▶ THE PROBLEM: From the listing below, pick out each line with the word "PRŮBĚHOVÝ".

────────

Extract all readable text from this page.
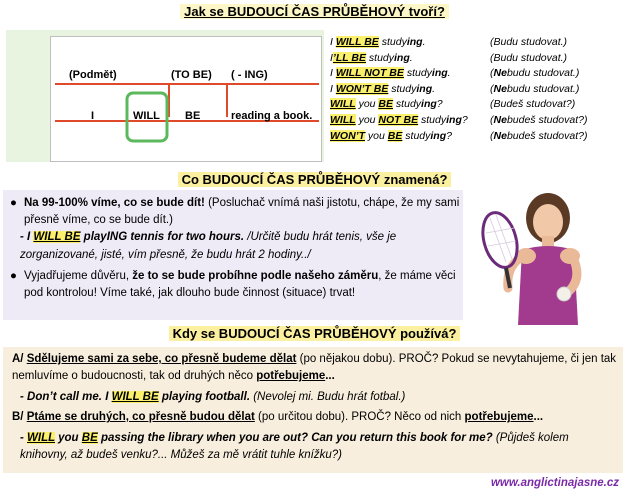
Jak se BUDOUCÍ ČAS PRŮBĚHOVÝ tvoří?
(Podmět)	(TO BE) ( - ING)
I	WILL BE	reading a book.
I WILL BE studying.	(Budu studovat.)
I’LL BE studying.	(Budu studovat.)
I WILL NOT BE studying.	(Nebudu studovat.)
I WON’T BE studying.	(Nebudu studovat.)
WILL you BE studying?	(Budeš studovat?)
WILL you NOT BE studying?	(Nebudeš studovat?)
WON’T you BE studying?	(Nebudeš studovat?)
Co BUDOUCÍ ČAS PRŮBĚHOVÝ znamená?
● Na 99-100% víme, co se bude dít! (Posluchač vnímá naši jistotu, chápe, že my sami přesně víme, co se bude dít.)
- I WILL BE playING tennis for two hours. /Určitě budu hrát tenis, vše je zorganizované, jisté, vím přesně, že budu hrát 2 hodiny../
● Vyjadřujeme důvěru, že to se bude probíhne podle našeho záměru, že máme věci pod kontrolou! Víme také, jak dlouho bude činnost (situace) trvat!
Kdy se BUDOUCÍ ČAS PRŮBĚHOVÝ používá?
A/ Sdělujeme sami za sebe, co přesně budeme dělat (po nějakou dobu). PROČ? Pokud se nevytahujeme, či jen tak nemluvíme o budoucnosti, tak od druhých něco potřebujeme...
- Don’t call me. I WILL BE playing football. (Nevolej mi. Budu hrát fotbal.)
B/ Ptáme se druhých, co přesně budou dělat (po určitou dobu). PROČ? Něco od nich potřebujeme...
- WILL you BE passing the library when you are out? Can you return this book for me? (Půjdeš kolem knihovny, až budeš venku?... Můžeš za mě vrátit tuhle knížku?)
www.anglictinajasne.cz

────────

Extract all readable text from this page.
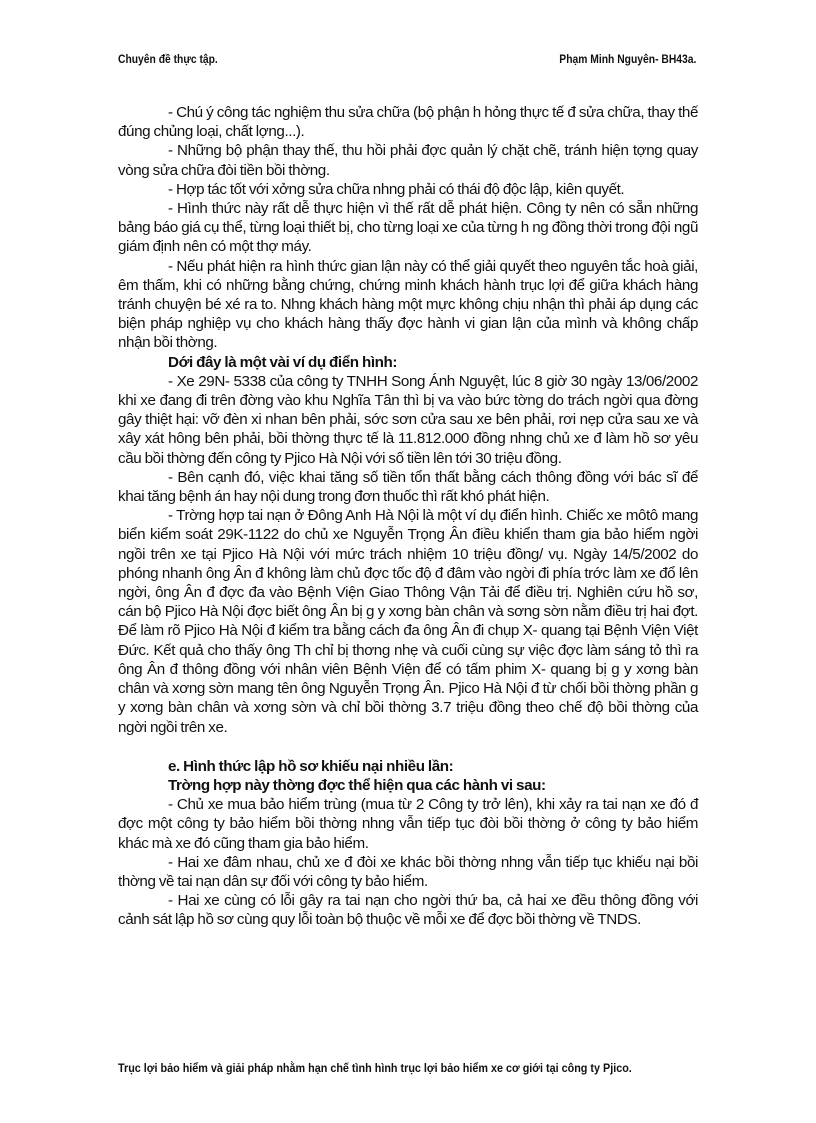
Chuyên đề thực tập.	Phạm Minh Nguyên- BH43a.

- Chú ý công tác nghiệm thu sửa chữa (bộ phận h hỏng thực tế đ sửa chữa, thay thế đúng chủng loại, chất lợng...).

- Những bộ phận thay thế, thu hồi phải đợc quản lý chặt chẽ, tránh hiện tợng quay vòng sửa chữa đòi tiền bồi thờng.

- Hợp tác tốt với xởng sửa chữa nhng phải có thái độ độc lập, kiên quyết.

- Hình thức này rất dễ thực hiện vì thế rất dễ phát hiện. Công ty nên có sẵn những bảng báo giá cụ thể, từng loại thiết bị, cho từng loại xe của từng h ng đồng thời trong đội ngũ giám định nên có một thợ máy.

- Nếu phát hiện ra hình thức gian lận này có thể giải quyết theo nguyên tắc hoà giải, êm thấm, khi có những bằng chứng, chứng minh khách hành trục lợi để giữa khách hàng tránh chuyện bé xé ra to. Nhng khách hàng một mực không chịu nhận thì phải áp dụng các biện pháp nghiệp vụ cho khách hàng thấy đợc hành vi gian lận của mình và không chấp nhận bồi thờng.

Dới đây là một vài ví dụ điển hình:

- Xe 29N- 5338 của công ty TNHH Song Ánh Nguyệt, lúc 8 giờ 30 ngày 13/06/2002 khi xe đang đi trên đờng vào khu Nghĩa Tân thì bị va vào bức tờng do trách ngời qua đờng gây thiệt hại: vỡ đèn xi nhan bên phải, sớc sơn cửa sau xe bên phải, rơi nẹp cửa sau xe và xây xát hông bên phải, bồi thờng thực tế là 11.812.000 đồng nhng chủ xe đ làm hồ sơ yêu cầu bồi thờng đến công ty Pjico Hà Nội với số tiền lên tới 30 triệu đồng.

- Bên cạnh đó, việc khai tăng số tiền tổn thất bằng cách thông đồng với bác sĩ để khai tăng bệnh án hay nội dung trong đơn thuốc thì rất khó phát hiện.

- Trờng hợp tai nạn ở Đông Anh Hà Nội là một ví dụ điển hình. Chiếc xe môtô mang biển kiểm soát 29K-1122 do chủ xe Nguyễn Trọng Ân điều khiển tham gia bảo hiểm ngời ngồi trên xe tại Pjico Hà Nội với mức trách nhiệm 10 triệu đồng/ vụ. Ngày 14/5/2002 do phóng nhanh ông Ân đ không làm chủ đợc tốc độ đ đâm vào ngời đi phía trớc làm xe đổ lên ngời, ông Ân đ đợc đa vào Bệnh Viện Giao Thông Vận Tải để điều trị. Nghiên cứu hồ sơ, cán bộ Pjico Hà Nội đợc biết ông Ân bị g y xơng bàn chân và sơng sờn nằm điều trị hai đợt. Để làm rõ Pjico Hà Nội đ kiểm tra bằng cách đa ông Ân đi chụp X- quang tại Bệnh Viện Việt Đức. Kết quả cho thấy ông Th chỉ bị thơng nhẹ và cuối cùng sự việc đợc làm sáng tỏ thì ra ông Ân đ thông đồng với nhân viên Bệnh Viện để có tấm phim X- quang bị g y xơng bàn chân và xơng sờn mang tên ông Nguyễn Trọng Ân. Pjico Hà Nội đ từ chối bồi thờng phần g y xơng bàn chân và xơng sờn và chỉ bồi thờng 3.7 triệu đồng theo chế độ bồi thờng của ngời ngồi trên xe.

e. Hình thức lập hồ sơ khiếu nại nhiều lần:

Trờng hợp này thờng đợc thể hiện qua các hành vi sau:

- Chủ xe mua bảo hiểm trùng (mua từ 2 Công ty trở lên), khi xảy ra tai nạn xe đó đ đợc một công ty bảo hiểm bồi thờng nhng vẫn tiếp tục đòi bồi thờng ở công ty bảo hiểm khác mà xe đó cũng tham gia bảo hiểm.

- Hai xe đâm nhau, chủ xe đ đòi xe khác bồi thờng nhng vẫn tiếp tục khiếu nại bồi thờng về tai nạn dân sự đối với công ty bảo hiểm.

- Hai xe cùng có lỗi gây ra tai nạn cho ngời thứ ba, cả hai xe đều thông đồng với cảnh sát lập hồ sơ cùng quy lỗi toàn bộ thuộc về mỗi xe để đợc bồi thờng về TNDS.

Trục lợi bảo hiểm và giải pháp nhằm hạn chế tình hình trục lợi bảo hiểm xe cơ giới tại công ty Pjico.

────────

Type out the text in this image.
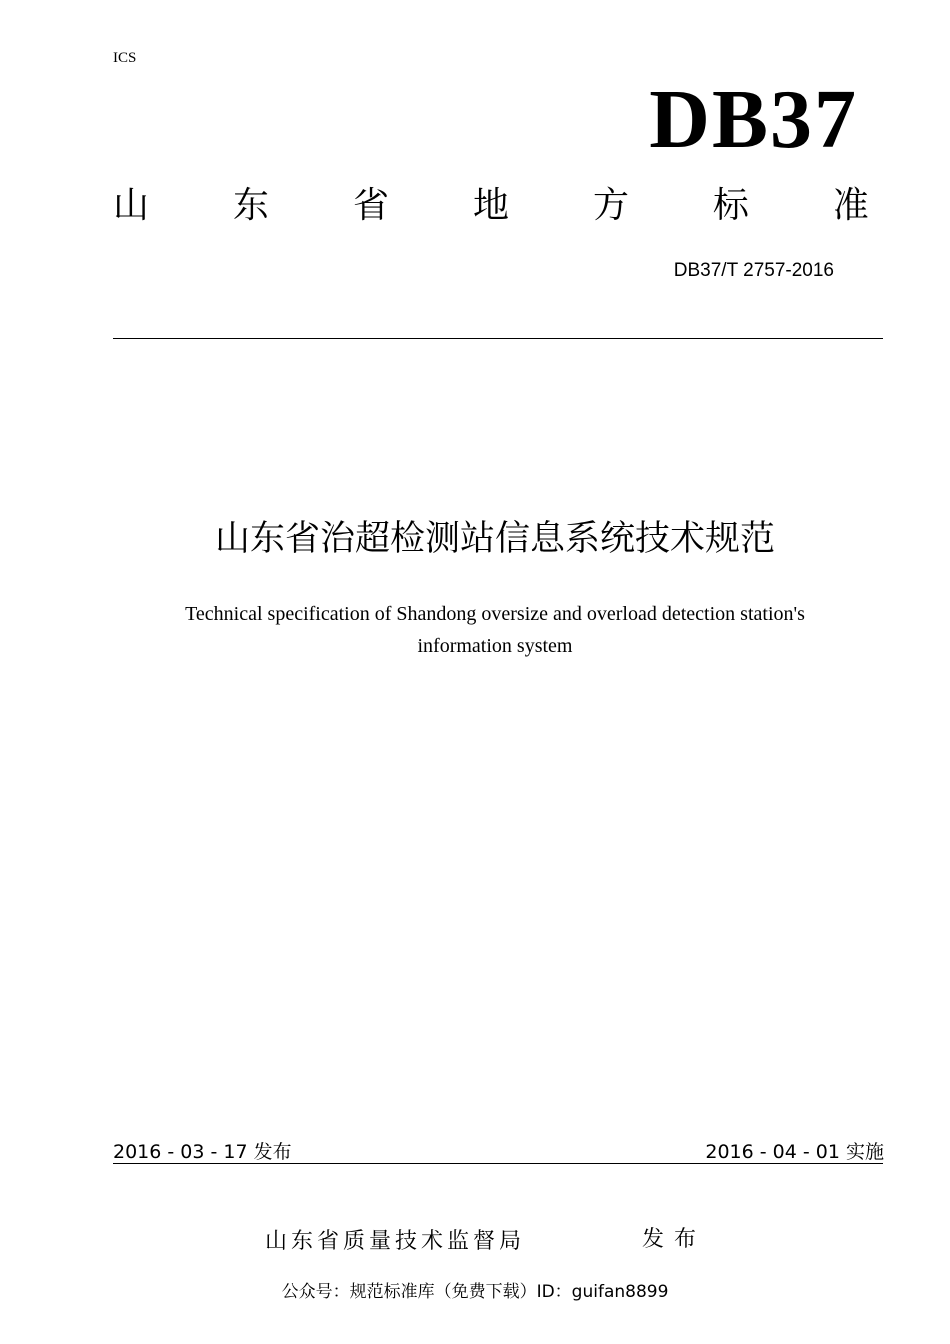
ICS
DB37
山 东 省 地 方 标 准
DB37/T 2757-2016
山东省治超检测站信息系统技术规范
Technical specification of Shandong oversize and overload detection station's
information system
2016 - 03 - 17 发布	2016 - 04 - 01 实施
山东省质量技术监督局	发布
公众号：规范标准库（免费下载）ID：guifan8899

────────

▶ RESPONSE TO THE TASK:
Jak se BUDOUCÍ ČAS PRŮBĚHOVÝ tvoří?
Co BUDOUCÍ ČAS PRŮBĚHOVÝ znamená?
Kdy se BUDOUCÍ ČAS PRŮBĚHOVÝ používá?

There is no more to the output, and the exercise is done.